Raw records
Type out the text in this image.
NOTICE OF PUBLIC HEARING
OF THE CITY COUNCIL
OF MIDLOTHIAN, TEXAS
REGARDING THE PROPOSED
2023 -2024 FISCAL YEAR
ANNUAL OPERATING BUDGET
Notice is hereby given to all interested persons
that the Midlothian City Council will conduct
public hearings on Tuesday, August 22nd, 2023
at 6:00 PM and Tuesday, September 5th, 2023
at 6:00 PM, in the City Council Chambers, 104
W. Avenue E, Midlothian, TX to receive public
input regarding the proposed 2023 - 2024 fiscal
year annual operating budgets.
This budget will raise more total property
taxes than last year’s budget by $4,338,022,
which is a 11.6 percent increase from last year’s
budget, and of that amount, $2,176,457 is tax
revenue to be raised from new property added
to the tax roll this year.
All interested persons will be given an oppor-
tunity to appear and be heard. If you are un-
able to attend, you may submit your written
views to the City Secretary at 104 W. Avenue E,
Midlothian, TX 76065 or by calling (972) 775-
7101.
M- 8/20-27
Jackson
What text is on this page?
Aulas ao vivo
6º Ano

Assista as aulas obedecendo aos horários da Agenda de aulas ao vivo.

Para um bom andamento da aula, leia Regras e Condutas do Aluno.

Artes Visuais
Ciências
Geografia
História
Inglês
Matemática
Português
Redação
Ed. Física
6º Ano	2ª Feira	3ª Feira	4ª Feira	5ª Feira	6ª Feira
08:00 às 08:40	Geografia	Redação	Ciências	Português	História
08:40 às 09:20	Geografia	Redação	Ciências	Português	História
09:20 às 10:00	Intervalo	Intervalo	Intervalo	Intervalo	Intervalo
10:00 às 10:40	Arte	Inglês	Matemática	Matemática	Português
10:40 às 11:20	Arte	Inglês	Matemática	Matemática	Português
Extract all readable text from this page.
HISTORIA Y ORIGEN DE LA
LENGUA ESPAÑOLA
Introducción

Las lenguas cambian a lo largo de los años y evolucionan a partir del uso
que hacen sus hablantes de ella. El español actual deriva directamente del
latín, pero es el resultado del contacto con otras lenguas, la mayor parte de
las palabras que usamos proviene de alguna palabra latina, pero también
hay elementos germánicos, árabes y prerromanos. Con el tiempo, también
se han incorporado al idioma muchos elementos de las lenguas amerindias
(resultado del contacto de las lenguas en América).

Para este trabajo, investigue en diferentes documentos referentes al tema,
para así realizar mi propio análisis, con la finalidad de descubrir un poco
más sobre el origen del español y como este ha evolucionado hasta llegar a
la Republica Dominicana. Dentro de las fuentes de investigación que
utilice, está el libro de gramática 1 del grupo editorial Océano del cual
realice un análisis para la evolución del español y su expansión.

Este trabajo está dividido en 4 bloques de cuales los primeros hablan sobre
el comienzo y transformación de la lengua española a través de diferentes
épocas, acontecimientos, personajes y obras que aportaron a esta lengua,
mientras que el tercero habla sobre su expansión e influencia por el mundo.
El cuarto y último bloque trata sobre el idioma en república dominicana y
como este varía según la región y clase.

Instructions to follow
Identify the lines in the entries above that contain "Avenue", then copy them out.

Written response
W. Avenue E, Midlothian, TX to receive public
views to the City Secretary at 104 W. Avenue E,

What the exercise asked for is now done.